Mr Morrison's pledge will see $100 billion added to the national debt as part of a "lower tax guarantee" with no new income, superannuation, business or housing taxes if the Liberal-National coalition is re-elected.
"Lower taxes are at the heart of our economic plan for a stronger economy and stronger future," the prime minister said.
The coalition is upping the scare campaign by suggesting Labor will introduce new taxes, despite the opposition already ruling it out.
Labor has floated taking stronger action to curb multinational tax evasion and said more details on their plan would be announced soon.
Shadow Treasurer Jim Chalmers said the latest announcement from the Liberals was contrary to a commitment Australia had previously made.
"The prime minister ... appears to be walking away from a deal Australia said that we want to be part of, 130 countries around the world who recognise that we need a fairer way to tax multinationals so they're paying their fair share in the countries where they make their profits," he told ABC's Insiders on Sunday.

——

TASK DIRECTIONS :: Name every kind of new tax that the article on the tax pledge says the coalition won't bring in if it is re-elected. The lines after this article are separate material.

——

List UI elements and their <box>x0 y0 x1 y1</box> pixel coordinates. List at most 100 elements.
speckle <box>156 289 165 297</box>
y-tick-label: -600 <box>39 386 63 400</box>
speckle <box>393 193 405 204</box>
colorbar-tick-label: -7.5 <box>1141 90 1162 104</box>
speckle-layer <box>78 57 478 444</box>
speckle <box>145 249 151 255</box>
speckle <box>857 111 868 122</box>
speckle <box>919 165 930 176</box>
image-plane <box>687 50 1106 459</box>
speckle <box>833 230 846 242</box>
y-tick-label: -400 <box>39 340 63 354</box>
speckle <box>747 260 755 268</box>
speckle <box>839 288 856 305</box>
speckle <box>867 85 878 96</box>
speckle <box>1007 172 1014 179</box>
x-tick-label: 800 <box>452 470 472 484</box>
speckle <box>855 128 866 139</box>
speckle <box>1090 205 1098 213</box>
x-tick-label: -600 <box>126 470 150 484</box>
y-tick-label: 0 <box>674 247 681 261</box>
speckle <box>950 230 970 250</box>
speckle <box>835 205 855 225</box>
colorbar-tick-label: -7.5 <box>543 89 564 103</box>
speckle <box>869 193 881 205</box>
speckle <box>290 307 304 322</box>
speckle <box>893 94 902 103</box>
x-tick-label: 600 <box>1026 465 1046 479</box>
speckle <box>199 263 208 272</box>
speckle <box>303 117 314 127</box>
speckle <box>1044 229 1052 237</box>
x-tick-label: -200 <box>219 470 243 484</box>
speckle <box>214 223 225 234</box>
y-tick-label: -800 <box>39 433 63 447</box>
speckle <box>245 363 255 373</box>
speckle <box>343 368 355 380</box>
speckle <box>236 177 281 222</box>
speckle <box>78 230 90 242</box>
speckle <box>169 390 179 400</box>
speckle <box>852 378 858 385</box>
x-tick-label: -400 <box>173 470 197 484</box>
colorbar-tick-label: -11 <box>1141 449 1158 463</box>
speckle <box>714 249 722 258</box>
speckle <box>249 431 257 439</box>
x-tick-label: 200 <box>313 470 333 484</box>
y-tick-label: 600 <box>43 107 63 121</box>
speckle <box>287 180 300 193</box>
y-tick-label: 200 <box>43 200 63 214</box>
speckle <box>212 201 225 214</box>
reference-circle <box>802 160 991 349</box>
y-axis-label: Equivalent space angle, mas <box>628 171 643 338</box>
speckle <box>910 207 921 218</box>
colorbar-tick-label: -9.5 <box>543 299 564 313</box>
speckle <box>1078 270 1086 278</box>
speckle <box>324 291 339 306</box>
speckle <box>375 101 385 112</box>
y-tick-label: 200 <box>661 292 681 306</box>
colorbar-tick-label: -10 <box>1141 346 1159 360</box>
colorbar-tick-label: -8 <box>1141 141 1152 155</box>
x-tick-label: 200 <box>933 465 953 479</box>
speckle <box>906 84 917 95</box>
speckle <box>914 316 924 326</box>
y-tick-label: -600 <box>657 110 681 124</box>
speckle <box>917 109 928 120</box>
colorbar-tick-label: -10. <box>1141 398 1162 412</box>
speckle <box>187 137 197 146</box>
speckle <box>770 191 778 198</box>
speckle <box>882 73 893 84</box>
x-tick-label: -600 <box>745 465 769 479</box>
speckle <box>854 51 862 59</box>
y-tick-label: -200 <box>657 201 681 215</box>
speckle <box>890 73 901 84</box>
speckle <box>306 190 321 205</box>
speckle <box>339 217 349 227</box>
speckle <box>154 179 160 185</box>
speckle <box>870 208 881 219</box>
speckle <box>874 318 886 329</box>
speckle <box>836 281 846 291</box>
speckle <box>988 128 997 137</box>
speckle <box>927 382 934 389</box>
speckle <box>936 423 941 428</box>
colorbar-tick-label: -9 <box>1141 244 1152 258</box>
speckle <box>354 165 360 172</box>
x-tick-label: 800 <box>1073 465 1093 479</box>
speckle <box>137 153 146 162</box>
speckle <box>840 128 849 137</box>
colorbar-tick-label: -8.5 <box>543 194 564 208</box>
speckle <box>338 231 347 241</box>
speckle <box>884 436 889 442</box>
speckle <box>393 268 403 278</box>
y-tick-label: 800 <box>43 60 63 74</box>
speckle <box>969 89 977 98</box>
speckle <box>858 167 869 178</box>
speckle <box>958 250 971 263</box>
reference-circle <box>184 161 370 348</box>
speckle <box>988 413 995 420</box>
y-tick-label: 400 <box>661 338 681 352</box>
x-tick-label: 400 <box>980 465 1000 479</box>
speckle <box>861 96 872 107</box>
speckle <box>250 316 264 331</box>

——

SOLUTION TO THIS TASK :: Income, superannuation, business and housing taxes.